> **TEXTO**:
◆ ◆ ◆ ◆
Una escena cotidiana: un día laboral cualquiera, en la mañana, cuando tanta gente se desplaza para llevar a cabo sus labores diarias en la Ciudad de México. En la sección de –insuficientes- tres vagones del metro o del espacio del metrobús destinado exclusivamente a mujeres, niñas, niños y personas con discapacidad, viaja un hombre. Probablemente sea de piel morena, como la mayoría de las usuarias del transporte; puede ir de pie o sentado, poco importa cómo se coló. Tampoco importa si viste una playera con estampado infantil o una camisa planchada y corbata. Está ahí mientras otras usuarias, muchas de ellas portando zapatos de tacón o con bebés en brazos no pueden acceder porque no queda espacio para ellas. Está ahí, también, aunque sobre espacio. No hablo del acosador que mira, dice o toca obscenamente, aun cuando también puede serlo, hablo del hombre que insiste en estar en esa zona. No importan las condiciones o interpelaciones, permanece.

¿Qué impide a muchas de las pasajeras confrontarlo? ¿Por qué tantas guardan silencio ante su presencia en un espacio destinado a las mujeres?, ¿por qué casi nadie hace patente que esa es una zona que con tanto trabajo han obtenido quienes trabajan por acciones afirmativas y que no ha sido una amable concesión del Estado, sino una necesidad para miles de trabajadoras, estudiantes, y mujeres de actividades varias que nos trasladamos a diario y que necesitamos paliar, aunque sea un poco, el tener que sobrevivir entre palabras, miradas, tocamientos y otras violencias que ocurren sobre nuestros cuerpos en esta ciudad en donde el acoso y la agresión sexual parecen ser algo “inevitable” porque ocurren constantemente?

Responderé: Ese hombre ocupa un sitio en el vagón de mujeres porque puede. Porque la violencia siempre es un ejercicio de poder[1]. Su presencia en el vagón de mujeres es una forma de violencia que podría parecer pasiva, pero no lo es, se trata de una violencia netamente activa.

En la cultura en la que habitamos hay múltiples lenguajes no verbales, pero que obedecen a nuestras vivencias cotidianas, por eso, aunque aún es preciso visibilizarlo, sabemos que está ahí como una demostración de poder; porque desea imponer su presencia sobre las otras; porque sabe que casi nadie se atreverá a confrontarlo; porque su presencia ya irruptora, su corporalidad y los significados de la masculinidad sobre ésta, sumados a la historia de violencia permitida y cometida por los hombres en los espacios públicos amedrentan a las mujeres en general, el temor a las respuestas masculinas “si se enoja”.
◆ ◆ ◆ ◆
(Entradas de elementos de maquetación)
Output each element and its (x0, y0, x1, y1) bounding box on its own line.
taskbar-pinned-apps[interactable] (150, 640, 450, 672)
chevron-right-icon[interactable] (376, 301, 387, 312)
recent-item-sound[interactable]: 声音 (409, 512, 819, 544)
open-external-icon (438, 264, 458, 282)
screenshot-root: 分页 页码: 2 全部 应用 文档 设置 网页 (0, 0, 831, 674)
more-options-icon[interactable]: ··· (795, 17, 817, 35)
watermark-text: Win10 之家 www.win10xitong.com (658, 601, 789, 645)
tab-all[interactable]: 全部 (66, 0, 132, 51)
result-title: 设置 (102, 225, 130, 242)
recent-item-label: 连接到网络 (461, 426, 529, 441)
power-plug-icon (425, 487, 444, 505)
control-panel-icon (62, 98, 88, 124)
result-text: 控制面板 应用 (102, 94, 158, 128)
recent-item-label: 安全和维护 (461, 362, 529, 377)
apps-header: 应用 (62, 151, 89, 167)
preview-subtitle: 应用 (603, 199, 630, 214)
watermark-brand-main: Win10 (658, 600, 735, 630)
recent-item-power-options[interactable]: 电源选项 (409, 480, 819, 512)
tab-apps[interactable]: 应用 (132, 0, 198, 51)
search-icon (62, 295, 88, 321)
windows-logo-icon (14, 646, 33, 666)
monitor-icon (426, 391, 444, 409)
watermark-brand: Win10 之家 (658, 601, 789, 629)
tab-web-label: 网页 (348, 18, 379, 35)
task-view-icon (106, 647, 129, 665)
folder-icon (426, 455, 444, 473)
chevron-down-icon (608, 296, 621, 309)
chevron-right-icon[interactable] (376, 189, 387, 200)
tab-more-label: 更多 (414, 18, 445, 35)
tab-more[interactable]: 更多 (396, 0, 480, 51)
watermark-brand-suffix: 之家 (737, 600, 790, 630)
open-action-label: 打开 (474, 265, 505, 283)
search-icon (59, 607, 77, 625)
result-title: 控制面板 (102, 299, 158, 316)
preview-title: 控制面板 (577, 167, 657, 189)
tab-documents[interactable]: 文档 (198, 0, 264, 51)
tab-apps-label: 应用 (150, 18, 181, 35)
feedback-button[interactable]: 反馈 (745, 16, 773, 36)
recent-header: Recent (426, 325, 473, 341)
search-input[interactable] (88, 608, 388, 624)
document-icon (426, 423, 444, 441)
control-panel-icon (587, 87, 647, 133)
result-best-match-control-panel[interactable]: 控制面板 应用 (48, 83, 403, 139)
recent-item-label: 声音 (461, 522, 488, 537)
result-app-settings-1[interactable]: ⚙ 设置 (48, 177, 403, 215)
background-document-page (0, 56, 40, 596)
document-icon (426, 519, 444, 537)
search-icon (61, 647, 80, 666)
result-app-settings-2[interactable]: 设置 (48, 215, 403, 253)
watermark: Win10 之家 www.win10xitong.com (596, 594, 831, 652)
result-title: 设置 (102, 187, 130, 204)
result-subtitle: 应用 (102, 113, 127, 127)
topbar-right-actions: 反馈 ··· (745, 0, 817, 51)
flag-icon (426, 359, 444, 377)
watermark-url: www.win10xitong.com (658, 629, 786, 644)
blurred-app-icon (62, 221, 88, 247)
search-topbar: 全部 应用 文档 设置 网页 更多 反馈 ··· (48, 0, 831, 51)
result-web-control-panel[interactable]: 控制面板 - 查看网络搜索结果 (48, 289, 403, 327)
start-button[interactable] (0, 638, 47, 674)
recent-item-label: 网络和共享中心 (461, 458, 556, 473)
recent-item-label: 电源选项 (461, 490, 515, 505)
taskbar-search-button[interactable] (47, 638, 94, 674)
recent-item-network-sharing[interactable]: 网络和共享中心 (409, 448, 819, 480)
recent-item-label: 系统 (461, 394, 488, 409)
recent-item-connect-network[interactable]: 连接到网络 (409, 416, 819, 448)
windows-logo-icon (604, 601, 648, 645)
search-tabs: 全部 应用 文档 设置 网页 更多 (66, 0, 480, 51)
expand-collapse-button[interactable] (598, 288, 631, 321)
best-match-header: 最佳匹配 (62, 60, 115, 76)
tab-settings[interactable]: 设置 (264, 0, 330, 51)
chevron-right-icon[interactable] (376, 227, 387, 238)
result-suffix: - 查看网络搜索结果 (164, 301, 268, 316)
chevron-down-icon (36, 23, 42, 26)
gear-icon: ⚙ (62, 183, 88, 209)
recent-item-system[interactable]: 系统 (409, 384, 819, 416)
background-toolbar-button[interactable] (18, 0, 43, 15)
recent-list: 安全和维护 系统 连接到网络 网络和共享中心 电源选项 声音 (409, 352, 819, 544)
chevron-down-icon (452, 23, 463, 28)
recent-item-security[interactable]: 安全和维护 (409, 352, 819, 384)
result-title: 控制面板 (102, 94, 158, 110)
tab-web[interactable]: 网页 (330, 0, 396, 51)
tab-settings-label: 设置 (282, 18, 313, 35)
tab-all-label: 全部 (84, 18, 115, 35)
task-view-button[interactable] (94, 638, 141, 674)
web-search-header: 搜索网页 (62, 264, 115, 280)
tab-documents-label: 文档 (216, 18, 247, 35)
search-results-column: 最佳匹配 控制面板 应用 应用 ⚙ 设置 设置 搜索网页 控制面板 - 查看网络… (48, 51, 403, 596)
◆ ◆ ◆ ◆
> **EJERCICIOS**:
**a.** Devuelve sin cambios el fragmento del texto que comienza en las palabras "Responderé: Ese hombre" y termina después de "violencia netamente activa.".
**b.** Enumera los grupos a los que, según el texto, está destinado exclusivamente el espacio reservado del metro y del metrobús.
Las entradas son un material aparte del texto.

> **RESPUESTAS**:
**a.**
Responderé: Ese hombre ocupa un sitio en el vagón de mujeres porque puede. Porque la violencia siempre es un ejercicio de poder[1]. Su presencia en el vagón de mujeres es una forma de violencia que podría parecer pasiva, pero no lo es, se trata de una violencia netamente activa.

**b.**
- Mujeres
- Niñas
- Niños
- Personas con discapacidad